[Stored data]
.....

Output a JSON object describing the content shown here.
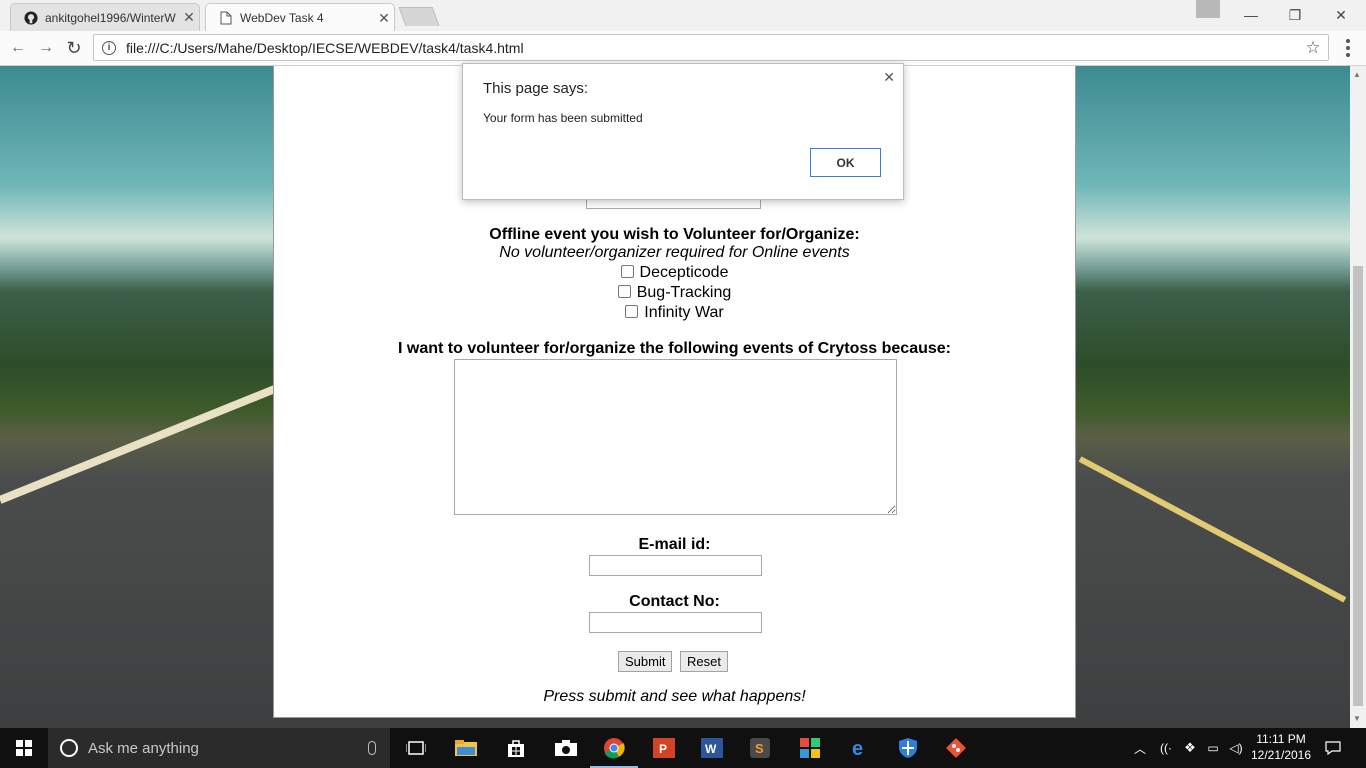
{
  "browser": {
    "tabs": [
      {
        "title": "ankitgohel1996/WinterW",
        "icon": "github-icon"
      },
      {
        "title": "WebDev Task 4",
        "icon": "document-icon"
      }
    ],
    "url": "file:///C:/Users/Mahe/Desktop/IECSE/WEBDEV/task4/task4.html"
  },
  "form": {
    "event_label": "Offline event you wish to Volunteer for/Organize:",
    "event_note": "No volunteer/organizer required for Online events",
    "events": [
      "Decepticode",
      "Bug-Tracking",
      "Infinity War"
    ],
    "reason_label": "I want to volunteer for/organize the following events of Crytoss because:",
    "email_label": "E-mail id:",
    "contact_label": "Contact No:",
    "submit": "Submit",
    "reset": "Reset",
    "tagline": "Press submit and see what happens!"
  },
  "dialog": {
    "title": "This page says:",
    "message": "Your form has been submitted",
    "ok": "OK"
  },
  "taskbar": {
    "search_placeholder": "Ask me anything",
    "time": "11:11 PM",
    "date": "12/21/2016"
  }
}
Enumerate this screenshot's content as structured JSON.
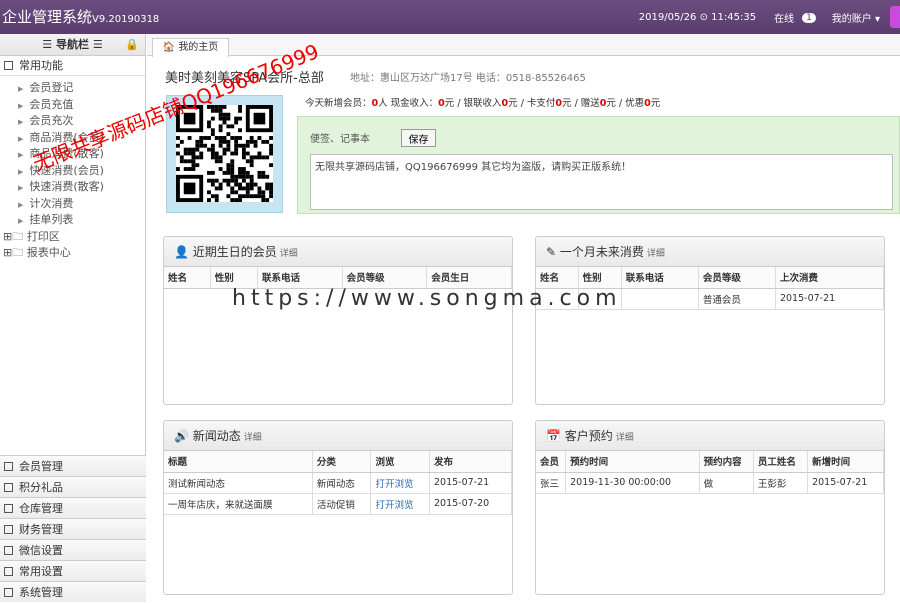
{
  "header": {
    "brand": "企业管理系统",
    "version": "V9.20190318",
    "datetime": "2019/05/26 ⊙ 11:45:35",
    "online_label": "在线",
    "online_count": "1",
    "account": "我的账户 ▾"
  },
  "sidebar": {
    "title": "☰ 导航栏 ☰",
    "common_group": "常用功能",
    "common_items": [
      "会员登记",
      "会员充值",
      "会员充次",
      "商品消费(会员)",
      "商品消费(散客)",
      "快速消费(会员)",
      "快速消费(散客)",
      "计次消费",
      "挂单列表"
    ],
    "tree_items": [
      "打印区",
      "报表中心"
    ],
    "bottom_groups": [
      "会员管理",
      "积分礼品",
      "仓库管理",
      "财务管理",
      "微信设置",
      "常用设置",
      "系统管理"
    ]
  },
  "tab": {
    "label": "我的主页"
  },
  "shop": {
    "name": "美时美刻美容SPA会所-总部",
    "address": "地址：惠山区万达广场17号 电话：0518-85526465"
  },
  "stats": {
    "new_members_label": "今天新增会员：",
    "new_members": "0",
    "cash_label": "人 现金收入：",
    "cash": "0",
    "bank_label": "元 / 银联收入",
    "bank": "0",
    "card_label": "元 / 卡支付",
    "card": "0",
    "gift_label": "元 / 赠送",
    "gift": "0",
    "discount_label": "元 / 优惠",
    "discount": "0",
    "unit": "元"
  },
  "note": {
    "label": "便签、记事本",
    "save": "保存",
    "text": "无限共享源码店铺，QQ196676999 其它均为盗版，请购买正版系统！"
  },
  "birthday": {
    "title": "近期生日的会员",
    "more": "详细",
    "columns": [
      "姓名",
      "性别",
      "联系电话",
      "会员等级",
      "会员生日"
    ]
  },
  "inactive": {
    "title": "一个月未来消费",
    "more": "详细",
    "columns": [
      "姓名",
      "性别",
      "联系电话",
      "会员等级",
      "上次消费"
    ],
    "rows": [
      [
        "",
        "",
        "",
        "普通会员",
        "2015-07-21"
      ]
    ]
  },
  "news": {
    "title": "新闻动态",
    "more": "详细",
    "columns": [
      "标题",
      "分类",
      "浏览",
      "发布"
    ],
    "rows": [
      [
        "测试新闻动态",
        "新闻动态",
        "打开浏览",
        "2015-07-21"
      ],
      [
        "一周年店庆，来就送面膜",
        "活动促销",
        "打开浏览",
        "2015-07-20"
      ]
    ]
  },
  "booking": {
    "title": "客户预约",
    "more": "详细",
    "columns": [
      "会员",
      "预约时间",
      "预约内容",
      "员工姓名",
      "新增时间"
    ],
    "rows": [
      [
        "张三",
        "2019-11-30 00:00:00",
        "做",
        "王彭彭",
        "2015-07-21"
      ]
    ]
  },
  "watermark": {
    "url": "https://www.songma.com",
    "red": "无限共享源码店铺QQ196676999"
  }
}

.....

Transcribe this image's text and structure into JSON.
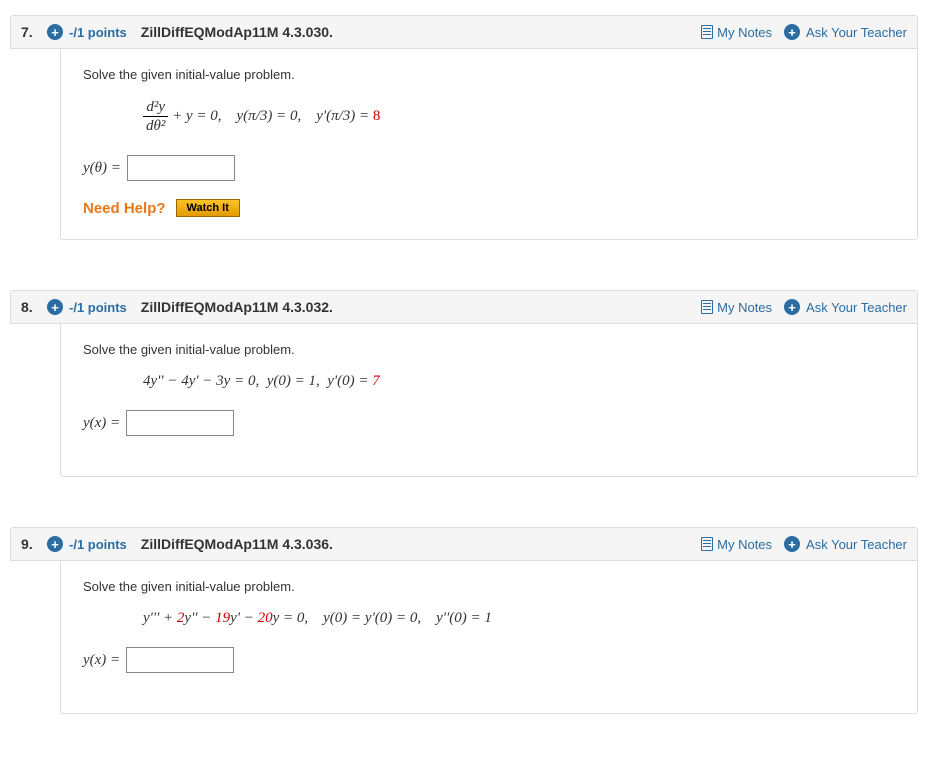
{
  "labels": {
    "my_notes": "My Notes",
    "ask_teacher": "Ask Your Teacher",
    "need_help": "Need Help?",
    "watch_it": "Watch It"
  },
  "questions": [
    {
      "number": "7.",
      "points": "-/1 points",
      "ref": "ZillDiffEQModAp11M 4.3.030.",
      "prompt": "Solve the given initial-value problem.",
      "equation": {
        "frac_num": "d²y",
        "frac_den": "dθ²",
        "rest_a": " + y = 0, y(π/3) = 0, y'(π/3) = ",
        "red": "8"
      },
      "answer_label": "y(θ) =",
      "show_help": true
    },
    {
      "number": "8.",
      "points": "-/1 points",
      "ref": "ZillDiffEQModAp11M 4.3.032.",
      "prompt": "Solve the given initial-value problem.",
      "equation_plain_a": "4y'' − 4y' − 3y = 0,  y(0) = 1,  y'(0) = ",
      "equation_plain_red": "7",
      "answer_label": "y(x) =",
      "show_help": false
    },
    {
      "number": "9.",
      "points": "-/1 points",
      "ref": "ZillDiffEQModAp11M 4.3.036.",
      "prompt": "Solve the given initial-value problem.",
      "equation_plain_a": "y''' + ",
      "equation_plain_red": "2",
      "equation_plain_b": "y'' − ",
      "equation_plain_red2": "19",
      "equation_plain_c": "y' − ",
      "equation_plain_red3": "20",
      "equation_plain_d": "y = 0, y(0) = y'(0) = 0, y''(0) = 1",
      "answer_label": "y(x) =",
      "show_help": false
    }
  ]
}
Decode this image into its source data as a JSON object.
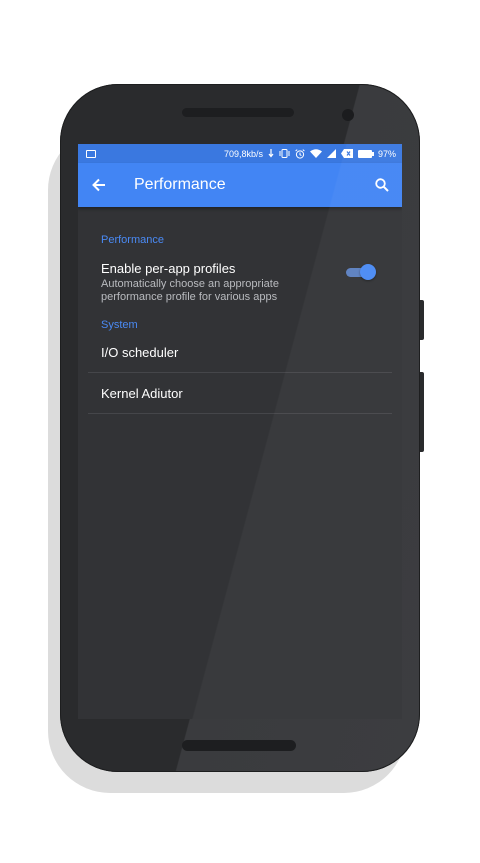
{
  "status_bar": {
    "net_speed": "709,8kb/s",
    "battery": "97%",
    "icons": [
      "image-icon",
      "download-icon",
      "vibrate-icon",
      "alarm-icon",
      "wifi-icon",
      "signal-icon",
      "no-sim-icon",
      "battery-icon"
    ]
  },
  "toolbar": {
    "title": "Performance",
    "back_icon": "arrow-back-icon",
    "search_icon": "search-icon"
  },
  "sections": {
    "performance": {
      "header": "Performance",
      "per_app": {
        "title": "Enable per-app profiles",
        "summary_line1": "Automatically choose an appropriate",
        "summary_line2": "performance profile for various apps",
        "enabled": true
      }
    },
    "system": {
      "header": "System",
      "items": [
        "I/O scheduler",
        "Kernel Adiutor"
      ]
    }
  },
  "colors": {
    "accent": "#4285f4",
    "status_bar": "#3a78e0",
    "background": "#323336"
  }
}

.....

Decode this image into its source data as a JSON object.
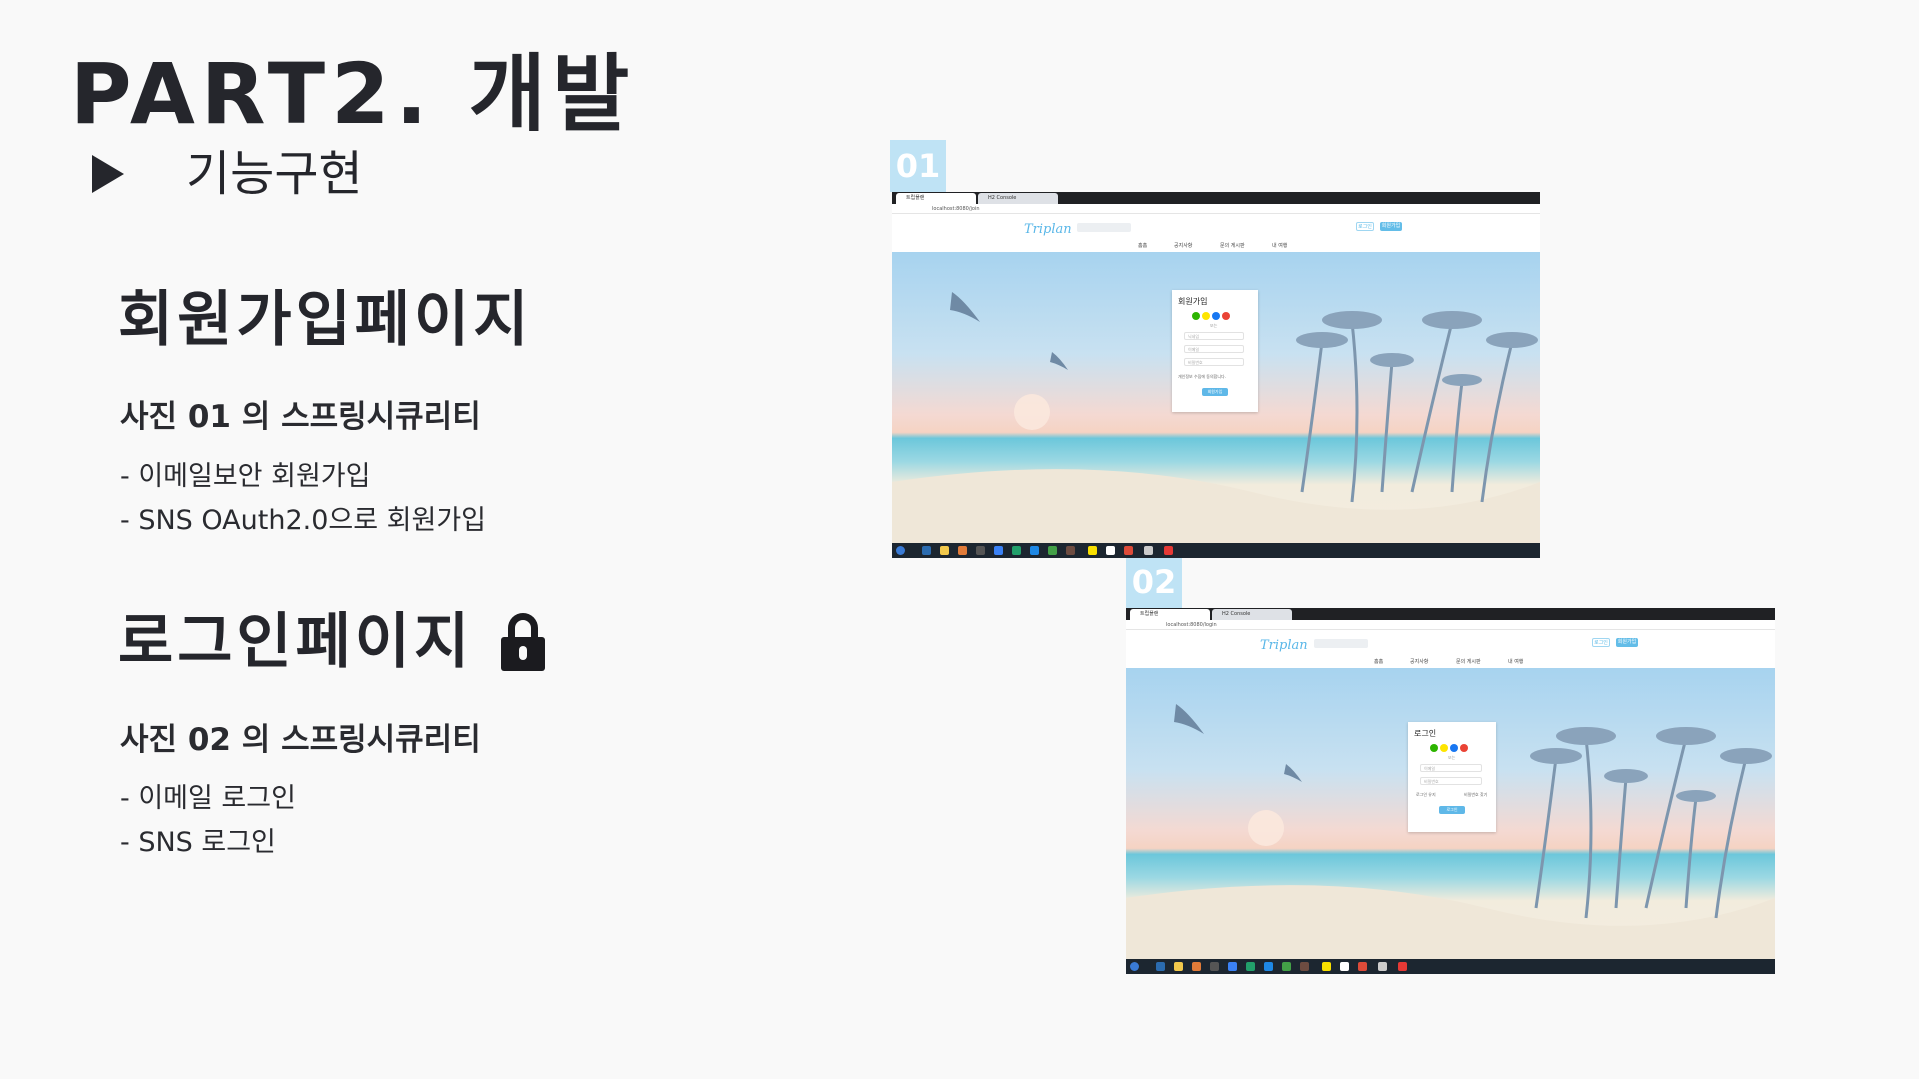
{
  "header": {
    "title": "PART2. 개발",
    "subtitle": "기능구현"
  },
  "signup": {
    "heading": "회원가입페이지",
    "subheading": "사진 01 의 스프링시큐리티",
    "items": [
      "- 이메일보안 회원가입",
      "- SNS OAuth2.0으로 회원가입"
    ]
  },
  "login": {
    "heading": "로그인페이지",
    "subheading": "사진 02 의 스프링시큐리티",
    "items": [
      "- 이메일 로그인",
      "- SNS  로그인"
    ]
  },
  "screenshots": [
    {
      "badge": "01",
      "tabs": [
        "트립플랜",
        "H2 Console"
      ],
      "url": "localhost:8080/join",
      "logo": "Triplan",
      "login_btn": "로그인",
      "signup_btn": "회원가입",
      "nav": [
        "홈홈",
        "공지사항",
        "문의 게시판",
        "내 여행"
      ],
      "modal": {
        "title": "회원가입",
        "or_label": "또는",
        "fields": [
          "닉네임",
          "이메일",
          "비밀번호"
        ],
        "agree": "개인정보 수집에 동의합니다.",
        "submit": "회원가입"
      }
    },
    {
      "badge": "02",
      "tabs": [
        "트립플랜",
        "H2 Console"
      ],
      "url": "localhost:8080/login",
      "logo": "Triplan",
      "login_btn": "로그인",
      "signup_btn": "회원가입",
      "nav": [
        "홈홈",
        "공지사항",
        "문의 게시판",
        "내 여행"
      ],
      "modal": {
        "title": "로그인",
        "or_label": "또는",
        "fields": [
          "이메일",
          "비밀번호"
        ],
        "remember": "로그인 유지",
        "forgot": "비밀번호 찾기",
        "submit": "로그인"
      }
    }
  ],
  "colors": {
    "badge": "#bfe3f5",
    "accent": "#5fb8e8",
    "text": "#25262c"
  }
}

.....

= TASK TO COMPLETE =
Reproduce each line from the records that contains the word "Your".

= FINISHED TASK =
    "message": "Your form has been submitted",
    "ask_teacher": "Ask Your Teacher",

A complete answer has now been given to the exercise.